BEGIN GIVEN RECORDS

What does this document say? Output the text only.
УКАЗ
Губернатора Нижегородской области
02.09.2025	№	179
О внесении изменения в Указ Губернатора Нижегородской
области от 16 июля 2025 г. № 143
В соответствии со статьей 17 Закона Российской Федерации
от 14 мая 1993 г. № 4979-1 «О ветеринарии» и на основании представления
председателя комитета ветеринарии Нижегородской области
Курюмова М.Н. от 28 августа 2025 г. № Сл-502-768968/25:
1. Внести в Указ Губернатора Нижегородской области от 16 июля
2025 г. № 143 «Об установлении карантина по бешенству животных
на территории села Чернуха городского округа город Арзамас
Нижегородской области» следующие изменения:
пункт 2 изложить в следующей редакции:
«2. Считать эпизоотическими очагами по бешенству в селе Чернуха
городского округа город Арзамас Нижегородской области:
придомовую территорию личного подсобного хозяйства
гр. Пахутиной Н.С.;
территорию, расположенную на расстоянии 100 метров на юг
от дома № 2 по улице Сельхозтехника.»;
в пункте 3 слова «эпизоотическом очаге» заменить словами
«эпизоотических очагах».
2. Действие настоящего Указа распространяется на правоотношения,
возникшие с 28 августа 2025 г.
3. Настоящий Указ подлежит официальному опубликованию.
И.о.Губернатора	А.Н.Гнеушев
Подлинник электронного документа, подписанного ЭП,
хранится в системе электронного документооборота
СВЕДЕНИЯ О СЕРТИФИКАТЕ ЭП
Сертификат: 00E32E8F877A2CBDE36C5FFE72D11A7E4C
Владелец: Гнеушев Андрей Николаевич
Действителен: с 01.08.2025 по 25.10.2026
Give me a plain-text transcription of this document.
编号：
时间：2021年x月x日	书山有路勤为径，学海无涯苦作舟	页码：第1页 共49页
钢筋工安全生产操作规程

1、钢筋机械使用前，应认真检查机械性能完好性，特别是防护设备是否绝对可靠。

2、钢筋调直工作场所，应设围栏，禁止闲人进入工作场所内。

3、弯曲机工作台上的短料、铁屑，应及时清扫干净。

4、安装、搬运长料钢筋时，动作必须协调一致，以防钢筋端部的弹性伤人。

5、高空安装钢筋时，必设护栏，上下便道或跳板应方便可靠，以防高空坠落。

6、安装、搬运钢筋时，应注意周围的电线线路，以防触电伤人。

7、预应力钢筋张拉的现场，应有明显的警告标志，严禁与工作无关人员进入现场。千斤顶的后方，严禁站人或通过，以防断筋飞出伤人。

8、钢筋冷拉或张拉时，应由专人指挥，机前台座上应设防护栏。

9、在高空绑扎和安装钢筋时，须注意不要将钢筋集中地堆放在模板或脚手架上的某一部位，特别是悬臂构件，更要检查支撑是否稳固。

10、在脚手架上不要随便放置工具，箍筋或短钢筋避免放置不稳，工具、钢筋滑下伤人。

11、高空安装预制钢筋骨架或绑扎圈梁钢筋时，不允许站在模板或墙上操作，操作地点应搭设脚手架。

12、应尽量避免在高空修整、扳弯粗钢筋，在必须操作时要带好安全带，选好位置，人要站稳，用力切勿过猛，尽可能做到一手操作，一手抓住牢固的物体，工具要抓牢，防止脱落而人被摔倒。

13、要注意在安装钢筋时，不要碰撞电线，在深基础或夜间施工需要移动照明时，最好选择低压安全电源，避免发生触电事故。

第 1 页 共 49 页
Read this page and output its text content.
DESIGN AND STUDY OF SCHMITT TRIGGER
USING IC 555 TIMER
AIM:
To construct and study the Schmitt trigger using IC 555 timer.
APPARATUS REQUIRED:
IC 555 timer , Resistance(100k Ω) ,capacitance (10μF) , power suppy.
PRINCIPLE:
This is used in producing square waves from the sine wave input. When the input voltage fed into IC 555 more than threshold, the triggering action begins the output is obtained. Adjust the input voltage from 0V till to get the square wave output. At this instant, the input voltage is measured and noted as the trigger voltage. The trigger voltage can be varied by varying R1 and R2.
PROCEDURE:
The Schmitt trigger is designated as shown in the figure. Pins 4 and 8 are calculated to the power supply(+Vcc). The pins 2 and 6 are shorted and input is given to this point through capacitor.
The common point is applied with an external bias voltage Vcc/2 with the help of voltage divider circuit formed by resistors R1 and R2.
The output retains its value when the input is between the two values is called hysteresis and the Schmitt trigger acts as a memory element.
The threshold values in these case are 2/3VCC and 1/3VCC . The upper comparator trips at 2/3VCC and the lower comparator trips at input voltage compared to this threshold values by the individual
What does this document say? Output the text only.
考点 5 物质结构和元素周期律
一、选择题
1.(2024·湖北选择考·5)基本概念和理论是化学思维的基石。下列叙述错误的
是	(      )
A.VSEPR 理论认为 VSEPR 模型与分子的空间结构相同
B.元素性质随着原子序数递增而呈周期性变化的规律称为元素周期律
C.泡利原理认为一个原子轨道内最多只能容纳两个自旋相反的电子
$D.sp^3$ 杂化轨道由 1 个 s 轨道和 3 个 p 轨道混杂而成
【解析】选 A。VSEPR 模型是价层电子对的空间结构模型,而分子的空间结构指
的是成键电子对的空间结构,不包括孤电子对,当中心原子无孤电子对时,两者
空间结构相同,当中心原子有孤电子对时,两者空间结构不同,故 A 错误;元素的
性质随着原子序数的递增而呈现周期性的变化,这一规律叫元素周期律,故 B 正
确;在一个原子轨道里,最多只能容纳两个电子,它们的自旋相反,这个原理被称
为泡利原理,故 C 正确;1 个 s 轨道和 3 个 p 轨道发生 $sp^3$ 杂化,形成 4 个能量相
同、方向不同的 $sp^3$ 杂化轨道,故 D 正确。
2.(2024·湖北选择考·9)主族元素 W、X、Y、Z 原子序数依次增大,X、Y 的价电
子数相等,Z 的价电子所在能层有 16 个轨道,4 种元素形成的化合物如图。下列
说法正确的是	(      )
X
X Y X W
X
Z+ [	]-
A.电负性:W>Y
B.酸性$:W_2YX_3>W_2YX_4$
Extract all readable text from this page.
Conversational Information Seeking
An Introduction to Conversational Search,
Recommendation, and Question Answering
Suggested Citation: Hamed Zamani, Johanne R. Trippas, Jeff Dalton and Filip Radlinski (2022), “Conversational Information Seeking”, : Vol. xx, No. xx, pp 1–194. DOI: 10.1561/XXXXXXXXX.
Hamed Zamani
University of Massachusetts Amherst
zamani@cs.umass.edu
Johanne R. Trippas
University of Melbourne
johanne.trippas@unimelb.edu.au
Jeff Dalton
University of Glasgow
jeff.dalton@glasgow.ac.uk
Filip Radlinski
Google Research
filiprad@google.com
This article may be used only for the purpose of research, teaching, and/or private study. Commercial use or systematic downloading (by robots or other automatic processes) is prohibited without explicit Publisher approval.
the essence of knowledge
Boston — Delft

END GIVEN RECORDS

YOUR INSTRUCTIONS
Wherever the word "point" occurs in a line of the listing, copy that line.

TASK RESULT
The Schmitt trigger is designated as shown in the figure. Pins 4 and 8 are calculated to the power supply(+Vcc). The pins 2 and 6 are shorted and input is given to this point through capacitor.
The common point is applied with an external bias voltage Vcc/2 with the help of voltage divider circuit formed by resistors R1 and R2.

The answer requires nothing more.